> Objective: All entries should be output exactly as they stand.

> Data listing:
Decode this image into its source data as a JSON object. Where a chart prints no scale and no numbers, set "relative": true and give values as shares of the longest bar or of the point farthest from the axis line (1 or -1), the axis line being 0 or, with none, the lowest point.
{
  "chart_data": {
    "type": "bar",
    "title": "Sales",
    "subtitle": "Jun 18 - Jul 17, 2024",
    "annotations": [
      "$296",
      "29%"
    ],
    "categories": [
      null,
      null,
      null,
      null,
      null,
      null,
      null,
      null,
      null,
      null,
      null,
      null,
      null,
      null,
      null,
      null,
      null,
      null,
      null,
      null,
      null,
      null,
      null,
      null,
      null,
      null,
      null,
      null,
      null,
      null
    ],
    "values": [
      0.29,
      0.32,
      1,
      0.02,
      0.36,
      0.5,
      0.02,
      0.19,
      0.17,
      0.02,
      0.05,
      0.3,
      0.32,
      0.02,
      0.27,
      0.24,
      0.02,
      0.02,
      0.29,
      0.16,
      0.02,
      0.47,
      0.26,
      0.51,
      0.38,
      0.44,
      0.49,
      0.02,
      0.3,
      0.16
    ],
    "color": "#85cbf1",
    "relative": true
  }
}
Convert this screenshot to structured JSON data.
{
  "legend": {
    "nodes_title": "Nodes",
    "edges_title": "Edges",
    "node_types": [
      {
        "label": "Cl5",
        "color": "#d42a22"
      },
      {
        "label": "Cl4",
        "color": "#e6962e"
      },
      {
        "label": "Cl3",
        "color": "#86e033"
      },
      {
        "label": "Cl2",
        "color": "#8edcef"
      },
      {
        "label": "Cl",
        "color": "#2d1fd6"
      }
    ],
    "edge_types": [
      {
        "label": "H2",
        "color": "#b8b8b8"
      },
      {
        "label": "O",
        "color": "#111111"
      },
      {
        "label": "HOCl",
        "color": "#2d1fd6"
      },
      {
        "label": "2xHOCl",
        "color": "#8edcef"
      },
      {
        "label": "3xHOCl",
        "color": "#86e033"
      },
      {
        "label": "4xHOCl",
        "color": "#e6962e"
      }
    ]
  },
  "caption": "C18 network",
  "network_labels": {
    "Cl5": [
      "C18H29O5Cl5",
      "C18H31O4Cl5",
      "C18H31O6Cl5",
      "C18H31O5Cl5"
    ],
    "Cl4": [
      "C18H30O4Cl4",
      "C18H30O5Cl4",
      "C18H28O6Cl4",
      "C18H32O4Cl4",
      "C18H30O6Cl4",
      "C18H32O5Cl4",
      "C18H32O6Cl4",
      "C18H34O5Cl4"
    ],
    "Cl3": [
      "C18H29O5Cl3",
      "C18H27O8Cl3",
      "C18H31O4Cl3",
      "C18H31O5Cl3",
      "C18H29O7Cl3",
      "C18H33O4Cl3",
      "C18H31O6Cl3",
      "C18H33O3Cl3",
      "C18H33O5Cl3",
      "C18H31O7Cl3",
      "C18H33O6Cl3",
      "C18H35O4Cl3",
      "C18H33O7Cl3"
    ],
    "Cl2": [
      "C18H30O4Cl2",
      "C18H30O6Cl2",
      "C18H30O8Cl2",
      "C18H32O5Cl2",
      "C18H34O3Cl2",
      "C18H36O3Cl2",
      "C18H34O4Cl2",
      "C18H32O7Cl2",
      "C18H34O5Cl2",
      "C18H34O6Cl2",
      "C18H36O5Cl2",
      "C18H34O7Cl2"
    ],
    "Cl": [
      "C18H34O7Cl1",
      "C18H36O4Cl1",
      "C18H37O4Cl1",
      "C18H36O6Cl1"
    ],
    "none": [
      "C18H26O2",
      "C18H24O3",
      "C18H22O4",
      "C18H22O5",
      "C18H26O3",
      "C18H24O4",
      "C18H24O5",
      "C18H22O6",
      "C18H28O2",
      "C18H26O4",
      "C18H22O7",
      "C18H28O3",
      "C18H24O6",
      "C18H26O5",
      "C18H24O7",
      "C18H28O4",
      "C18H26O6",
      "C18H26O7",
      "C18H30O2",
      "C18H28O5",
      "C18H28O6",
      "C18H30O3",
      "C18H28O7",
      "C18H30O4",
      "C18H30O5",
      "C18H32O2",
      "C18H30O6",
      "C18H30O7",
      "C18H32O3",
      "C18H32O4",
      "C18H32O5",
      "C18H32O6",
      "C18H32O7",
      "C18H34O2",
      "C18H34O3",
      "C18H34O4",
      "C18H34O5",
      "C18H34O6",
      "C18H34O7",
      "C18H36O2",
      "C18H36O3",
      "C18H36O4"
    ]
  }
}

> Worked solution:
Decode this image into its source data as a JSON object. Where a chart prints no scale and no numbers, set "relative": true and give values as shares of the longest bar or of the point farthest from the axis line (1 or -1), the axis line being 0 or, with none, the lowest point.
{
  "chart_data": {
    "type": "bar",
    "title": "Sales",
    "subtitle": "Jun 18 - Jul 17, 2024",
    "annotations": [
      "$296",
      "29%"
    ],
    "categories": [
      null,
      null,
      null,
      null,
      null,
      null,
      null,
      null,
      null,
      null,
      null,
      null,
      null,
      null,
      null,
      null,
      null,
      null,
      null,
      null,
      null,
      null,
      null,
      null,
      null,
      null,
      null,
      null,
      null,
      null
    ],
    "values": [
      0.29,
      0.32,
      1,
      0.02,
      0.36,
      0.5,
      0.02,
      0.19,
      0.17,
      0.02,
      0.05,
      0.3,
      0.32,
      0.02,
      0.27,
      0.24,
      0.02,
      0.02,
      0.29,
      0.16,
      0.02,
      0.47,
      0.26,
      0.51,
      0.38,
      0.44,
      0.49,
      0.02,
      0.3,
      0.16
    ],
    "color": "#85cbf1",
    "relative": true
  }
}
Convert this screenshot to structured JSON data.
{
  "legend": {
    "nodes_title": "Nodes",
    "edges_title": "Edges",
    "node_types": [
      {
        "label": "Cl5",
        "color": "#d42a22"
      },
      {
        "label": "Cl4",
        "color": "#e6962e"
      },
      {
        "label": "Cl3",
        "color": "#86e033"
      },
      {
        "label": "Cl2",
        "color": "#8edcef"
      },
      {
        "label": "Cl",
        "color": "#2d1fd6"
      }
    ],
    "edge_types": [
      {
        "label": "H2",
        "color": "#b8b8b8"
      },
      {
        "label": "O",
        "color": "#111111"
      },
      {
        "label": "HOCl",
        "color": "#2d1fd6"
      },
      {
        "label": "2xHOCl",
        "color": "#8edcef"
      },
      {
        "label": "3xHOCl",
        "color": "#86e033"
      },
      {
        "label": "4xHOCl",
        "color": "#e6962e"
      }
    ]
  },
  "caption": "C18 network",
  "network_labels": {
    "Cl5": [
      "C18H29O5Cl5",
      "C18H31O4Cl5",
      "C18H31O6Cl5",
      "C18H31O5Cl5"
    ],
    "Cl4": [
      "C18H30O4Cl4",
      "C18H30O5Cl4",
      "C18H28O6Cl4",
      "C18H32O4Cl4",
      "C18H30O6Cl4",
      "C18H32O5Cl4",
      "C18H32O6Cl4",
      "C18H34O5Cl4"
    ],
    "Cl3": [
      "C18H29O5Cl3",
      "C18H27O8Cl3",
      "C18H31O4Cl3",
      "C18H31O5Cl3",
      "C18H29O7Cl3",
      "C18H33O4Cl3",
      "C18H31O6Cl3",
      "C18H33O3Cl3",
      "C18H33O5Cl3",
      "C18H31O7Cl3",
      "C18H33O6Cl3",
      "C18H35O4Cl3",
      "C18H33O7Cl3"
    ],
    "Cl2": [
      "C18H30O4Cl2",
      "C18H30O6Cl2",
      "C18H30O8Cl2",
      "C18H32O5Cl2",
      "C18H34O3Cl2",
      "C18H36O3Cl2",
      "C18H34O4Cl2",
      "C18H32O7Cl2",
      "C18H34O5Cl2",
      "C18H34O6Cl2",
      "C18H36O5Cl2",
      "C18H34O7Cl2"
    ],
    "Cl": [
      "C18H34O7Cl1",
      "C18H36O4Cl1",
      "C18H37O4Cl1",
      "C18H36O6Cl1"
    ],
    "none": [
      "C18H26O2",
      "C18H24O3",
      "C18H22O4",
      "C18H22O5",
      "C18H26O3",
      "C18H24O4",
      "C18H24O5",
      "C18H22O6",
      "C18H28O2",
      "C18H26O4",
      "C18H22O7",
      "C18H28O3",
      "C18H24O6",
      "C18H26O5",
      "C18H24O7",
      "C18H28O4",
      "C18H26O6",
      "C18H26O7",
      "C18H30O2",
      "C18H28O5",
      "C18H28O6",
      "C18H30O3",
      "C18H28O7",
      "C18H30O4",
      "C18H30O5",
      "C18H32O2",
      "C18H30O6",
      "C18H30O7",
      "C18H32O3",
      "C18H32O4",
      "C18H32O5",
      "C18H32O6",
      "C18H32O7",
      "C18H34O2",
      "C18H34O3",
      "C18H34O4",
      "C18H34O5",
      "C18H34O6",
      "C18H34O7",
      "C18H36O2",
      "C18H36O3",
      "C18H36O4"
    ]
  }
}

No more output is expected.